▶ TASK
State the number of lines that contain the word "report", and add nothing else.

▶ Collected data entries
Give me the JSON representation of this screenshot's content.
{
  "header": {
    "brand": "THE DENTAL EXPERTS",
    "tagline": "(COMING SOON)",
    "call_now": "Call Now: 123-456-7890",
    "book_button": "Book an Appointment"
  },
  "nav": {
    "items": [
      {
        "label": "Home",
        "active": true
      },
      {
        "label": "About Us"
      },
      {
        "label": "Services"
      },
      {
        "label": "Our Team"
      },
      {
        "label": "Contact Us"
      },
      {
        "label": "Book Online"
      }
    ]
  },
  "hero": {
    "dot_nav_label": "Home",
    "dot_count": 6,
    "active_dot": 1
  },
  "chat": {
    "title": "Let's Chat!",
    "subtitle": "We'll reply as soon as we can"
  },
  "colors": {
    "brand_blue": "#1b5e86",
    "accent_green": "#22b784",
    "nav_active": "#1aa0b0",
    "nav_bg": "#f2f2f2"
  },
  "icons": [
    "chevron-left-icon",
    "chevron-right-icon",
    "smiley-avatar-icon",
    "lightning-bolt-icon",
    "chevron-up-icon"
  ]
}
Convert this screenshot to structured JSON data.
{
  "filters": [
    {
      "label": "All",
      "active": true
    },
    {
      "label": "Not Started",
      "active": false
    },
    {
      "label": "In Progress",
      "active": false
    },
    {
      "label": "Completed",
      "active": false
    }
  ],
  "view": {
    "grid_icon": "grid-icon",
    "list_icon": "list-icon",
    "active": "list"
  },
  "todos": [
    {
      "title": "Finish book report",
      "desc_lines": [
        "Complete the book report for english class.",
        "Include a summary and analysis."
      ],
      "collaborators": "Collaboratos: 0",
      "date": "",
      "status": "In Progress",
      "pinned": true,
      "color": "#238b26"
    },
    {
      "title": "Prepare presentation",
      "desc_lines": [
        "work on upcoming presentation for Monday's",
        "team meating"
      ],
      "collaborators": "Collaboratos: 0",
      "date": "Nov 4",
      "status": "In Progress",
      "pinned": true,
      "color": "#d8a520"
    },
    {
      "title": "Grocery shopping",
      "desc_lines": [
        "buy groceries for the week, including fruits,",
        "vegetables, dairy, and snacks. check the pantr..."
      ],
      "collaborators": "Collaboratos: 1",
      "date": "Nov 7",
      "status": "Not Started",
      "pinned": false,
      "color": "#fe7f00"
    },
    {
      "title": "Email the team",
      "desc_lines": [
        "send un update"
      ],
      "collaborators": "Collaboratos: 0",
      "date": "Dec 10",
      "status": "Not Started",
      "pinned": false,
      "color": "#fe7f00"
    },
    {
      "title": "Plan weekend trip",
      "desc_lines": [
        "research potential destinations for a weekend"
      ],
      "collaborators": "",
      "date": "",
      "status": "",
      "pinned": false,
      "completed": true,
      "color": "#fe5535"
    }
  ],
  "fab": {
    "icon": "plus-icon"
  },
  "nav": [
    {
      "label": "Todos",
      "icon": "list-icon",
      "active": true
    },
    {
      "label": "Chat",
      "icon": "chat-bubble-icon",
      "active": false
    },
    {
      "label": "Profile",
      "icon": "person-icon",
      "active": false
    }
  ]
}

▶ WRITTEN ANSWER
2